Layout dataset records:

▼

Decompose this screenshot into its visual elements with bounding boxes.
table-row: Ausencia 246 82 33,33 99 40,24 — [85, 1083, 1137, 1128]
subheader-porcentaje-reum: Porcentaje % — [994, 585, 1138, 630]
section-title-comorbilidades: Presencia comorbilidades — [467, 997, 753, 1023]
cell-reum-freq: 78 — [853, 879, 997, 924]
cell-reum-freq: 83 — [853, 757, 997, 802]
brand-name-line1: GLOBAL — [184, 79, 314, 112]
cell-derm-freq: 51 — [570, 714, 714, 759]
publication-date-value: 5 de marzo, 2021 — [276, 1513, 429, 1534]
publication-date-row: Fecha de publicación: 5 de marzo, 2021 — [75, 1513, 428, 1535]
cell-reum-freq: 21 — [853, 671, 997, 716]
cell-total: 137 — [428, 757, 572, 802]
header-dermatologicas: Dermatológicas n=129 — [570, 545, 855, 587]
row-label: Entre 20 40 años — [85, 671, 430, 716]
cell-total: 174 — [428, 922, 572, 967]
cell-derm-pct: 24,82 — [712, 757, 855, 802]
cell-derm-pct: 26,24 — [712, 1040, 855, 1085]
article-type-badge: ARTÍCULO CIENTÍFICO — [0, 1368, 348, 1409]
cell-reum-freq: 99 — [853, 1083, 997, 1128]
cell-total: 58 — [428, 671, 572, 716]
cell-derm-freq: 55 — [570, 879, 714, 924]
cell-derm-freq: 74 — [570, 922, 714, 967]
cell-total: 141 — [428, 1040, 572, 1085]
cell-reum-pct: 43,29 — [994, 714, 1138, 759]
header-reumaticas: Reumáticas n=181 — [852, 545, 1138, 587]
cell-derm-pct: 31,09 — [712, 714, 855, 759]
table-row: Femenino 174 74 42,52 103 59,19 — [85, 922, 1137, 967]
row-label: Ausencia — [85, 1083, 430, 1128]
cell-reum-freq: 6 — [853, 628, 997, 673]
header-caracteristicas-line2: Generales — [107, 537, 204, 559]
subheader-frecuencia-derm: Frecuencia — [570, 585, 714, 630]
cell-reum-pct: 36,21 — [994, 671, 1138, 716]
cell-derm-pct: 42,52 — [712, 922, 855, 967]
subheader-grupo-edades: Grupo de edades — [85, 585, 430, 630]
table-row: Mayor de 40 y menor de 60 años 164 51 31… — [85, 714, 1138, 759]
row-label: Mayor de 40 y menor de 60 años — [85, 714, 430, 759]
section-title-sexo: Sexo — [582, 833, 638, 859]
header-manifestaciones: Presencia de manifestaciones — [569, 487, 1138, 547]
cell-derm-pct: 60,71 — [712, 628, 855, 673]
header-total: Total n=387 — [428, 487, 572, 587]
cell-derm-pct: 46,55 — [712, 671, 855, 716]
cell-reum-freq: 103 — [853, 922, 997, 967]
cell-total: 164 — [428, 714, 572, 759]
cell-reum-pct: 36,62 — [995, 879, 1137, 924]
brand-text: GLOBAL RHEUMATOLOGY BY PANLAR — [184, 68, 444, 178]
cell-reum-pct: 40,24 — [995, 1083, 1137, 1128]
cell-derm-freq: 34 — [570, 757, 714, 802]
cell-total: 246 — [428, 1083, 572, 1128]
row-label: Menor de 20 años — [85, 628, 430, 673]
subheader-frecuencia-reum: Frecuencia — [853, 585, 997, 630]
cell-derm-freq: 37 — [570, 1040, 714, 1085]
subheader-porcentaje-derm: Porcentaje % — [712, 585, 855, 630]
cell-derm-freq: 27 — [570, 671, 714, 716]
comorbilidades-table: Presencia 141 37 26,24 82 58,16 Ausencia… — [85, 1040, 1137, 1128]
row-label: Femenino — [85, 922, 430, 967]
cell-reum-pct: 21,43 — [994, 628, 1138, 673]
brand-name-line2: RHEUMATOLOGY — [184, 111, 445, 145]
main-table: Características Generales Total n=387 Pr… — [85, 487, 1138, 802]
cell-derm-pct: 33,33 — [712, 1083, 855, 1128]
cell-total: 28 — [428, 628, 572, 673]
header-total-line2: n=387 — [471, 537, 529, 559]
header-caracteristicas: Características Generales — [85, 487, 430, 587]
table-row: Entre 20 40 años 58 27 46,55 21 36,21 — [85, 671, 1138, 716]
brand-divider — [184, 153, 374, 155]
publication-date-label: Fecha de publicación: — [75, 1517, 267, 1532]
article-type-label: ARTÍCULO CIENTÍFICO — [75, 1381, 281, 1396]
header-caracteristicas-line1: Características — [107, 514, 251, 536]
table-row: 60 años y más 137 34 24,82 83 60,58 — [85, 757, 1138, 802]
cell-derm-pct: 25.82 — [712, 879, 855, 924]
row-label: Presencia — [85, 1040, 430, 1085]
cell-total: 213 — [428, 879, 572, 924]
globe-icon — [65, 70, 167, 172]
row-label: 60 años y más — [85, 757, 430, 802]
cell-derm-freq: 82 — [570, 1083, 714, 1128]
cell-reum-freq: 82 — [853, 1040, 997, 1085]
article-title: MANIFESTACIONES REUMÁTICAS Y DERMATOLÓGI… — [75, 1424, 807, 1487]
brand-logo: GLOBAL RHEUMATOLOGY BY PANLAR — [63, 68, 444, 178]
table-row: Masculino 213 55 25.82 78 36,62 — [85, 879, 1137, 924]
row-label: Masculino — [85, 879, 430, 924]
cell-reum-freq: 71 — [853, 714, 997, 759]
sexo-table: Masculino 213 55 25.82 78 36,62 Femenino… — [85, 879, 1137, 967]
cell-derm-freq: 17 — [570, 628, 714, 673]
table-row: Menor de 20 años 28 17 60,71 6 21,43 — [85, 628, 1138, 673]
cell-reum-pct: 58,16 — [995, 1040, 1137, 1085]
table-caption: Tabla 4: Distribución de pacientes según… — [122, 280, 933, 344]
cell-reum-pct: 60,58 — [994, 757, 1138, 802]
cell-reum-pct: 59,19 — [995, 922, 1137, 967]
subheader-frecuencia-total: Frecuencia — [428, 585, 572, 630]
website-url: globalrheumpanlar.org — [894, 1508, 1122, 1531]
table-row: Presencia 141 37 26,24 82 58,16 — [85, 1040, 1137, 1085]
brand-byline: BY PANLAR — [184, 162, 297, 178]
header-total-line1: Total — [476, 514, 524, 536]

▲

Exercise details
Rewrite every line of the material above, substituting "Hombres" for each occurrence of "Masculino" and leaving everything else as it is.

Problem solution
Decompose this screenshot into its visual elements with bounding boxes.
table-row: Ausencia 246 82 33,33 99 40,24 — [85, 1083, 1137, 1128]
subheader-porcentaje-reum: Porcentaje % — [994, 585, 1138, 630]
section-title-comorbilidades: Presencia comorbilidades — [467, 997, 753, 1023]
cell-reum-freq: 78 — [853, 879, 997, 924]
cell-reum-freq: 83 — [853, 757, 997, 802]
brand-name-line1: GLOBAL — [184, 79, 314, 112]
cell-derm-freq: 51 — [570, 714, 714, 759]
publication-date-value: 5 de marzo, 2021 — [276, 1513, 429, 1534]
publication-date-row: Fecha de publicación: 5 de marzo, 2021 — [75, 1513, 428, 1535]
cell-reum-freq: 21 — [853, 671, 997, 716]
cell-total: 137 — [428, 757, 572, 802]
header-dermatologicas: Dermatológicas n=129 — [570, 545, 855, 587]
row-label: Entre 20 40 años — [85, 671, 430, 716]
cell-total: 174 — [428, 922, 572, 967]
cell-derm-pct: 24,82 — [712, 757, 855, 802]
cell-derm-pct: 26,24 — [712, 1040, 855, 1085]
article-type-badge: ARTÍCULO CIENTÍFICO — [0, 1368, 348, 1409]
cell-reum-freq: 99 — [853, 1083, 997, 1128]
cell-total: 58 — [428, 671, 572, 716]
cell-derm-freq: 55 — [570, 879, 714, 924]
cell-derm-freq: 74 — [570, 922, 714, 967]
cell-total: 141 — [428, 1040, 572, 1085]
cell-reum-pct: 43,29 — [994, 714, 1138, 759]
header-reumaticas: Reumáticas n=181 — [852, 545, 1138, 587]
cell-derm-pct: 31,09 — [712, 714, 855, 759]
table-row: Femenino 174 74 42,52 103 59,19 — [85, 922, 1137, 967]
row-label: Ausencia — [85, 1083, 430, 1128]
cell-reum-freq: 6 — [853, 628, 997, 673]
header-caracteristicas-line2: Generales — [107, 537, 204, 559]
subheader-frecuencia-derm: Frecuencia — [570, 585, 714, 630]
cell-reum-pct: 36,21 — [994, 671, 1138, 716]
cell-derm-pct: 42,52 — [712, 922, 855, 967]
subheader-grupo-edades: Grupo de edades — [85, 585, 430, 630]
table-row: Mayor de 40 y menor de 60 años 164 51 31… — [85, 714, 1138, 759]
row-label: Mayor de 40 y menor de 60 años — [85, 714, 430, 759]
section-title-sexo: Sexo — [582, 833, 638, 859]
header-manifestaciones: Presencia de manifestaciones — [569, 487, 1138, 547]
cell-derm-pct: 60,71 — [712, 628, 855, 673]
header-total: Total n=387 — [428, 487, 572, 587]
cell-derm-pct: 46,55 — [712, 671, 855, 716]
cell-reum-freq: 103 — [853, 922, 997, 967]
cell-total: 164 — [428, 714, 572, 759]
cell-reum-pct: 36,62 — [995, 879, 1137, 924]
brand-text: GLOBAL RHEUMATOLOGY BY PANLAR — [184, 68, 444, 178]
cell-reum-pct: 40,24 — [995, 1083, 1137, 1128]
cell-derm-freq: 34 — [570, 757, 714, 802]
cell-total: 246 — [428, 1083, 572, 1128]
row-label: Menor de 20 años — [85, 628, 430, 673]
subheader-frecuencia-reum: Frecuencia — [853, 585, 997, 630]
cell-derm-freq: 37 — [570, 1040, 714, 1085]
subheader-porcentaje-derm: Porcentaje % — [712, 585, 855, 630]
cell-derm-freq: 27 — [570, 671, 714, 716]
comorbilidades-table: Presencia 141 37 26,24 82 58,16 Ausencia… — [85, 1040, 1137, 1128]
row-label: Femenino — [85, 922, 430, 967]
cell-reum-pct: 21,43 — [994, 628, 1138, 673]
brand-name-line2: RHEUMATOLOGY — [184, 111, 445, 145]
main-table: Características Generales Total n=387 Pr… — [85, 487, 1138, 802]
cell-derm-pct: 33,33 — [712, 1083, 855, 1128]
cell-total: 28 — [428, 628, 572, 673]
header-total-line2: n=387 — [471, 537, 529, 559]
header-caracteristicas: Características Generales — [85, 487, 430, 587]
table-row: Entre 20 40 años 58 27 46,55 21 36,21 — [85, 671, 1138, 716]
brand-divider — [184, 153, 374, 155]
publication-date-label: Fecha de publicación: — [75, 1517, 267, 1532]
article-type-label: ARTÍCULO CIENTÍFICO — [75, 1381, 281, 1396]
header-caracteristicas-line1: Características — [107, 514, 251, 536]
table-row: 60 años y más 137 34 24,82 83 60,58 — [85, 757, 1138, 802]
cell-derm-pct: 25.82 — [712, 879, 855, 924]
row-label: Presencia — [85, 1040, 430, 1085]
cell-total: 213 — [428, 879, 572, 924]
globe-icon — [65, 70, 167, 172]
row-label: 60 años y más — [85, 757, 430, 802]
cell-derm-freq: 82 — [570, 1083, 714, 1128]
cell-reum-freq: 82 — [853, 1040, 997, 1085]
article-title: MANIFESTACIONES REUMÁTICAS Y DERMATOLÓGI… — [75, 1424, 807, 1487]
brand-logo: GLOBAL RHEUMATOLOGY BY PANLAR — [63, 68, 444, 178]
table-row: Hombres 213 55 25.82 78 36,62 — [85, 879, 1137, 924]
row-label: Hombres — [85, 879, 430, 924]
cell-reum-freq: 71 — [853, 714, 997, 759]
sexo-table: Hombres 213 55 25.82 78 36,62 Femenino… — [85, 879, 1137, 967]
cell-derm-freq: 17 — [570, 628, 714, 673]
table-row: Menor de 20 años 28 17 60,71 6 21,43 — [85, 628, 1138, 673]
cell-reum-pct: 58,16 — [995, 1040, 1137, 1085]
table-caption: Tabla 4: Distribución de pacientes según… — [122, 280, 933, 344]
cell-reum-pct: 60,58 — [994, 757, 1138, 802]
cell-reum-pct: 59,19 — [995, 922, 1137, 967]
subheader-frecuencia-total: Frecuencia — [428, 585, 572, 630]
website-url: globalrheumpanlar.org — [894, 1508, 1122, 1531]
table-row: Presencia 141 37 26,24 82 58,16 — [85, 1040, 1137, 1085]
brand-byline: BY PANLAR — [184, 162, 297, 178]
header-total-line1: Total — [476, 514, 524, 536]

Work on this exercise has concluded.